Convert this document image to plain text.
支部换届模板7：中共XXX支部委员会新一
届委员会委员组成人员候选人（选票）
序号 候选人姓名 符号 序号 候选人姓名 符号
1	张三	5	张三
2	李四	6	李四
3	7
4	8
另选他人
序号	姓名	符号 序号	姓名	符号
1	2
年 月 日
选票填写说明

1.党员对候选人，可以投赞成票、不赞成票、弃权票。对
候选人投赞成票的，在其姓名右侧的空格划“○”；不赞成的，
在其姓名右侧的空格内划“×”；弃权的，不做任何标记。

Requirement
Print all of the data exactly as it was given.

Result of the exercise
Convert this document image to plain text.
支部换届模板7：中共XXX支部委员会新一
届委员会委员组成人员候选人（选票）
序号 候选人姓名 符号 序号 候选人姓名 符号
1	张三	5	张三
2	李四	6	李四
3	7
4	8
另选他人
序号	姓名	符号 序号	姓名	符号
1	2
年 月 日
选票填写说明

1.党员对候选人，可以投赞成票、不赞成票、弃权票。对
候选人投赞成票的，在其姓名右侧的空格划“○”；不赞成的，
在其姓名右侧的空格内划“×”；弃权的，不做任何标记。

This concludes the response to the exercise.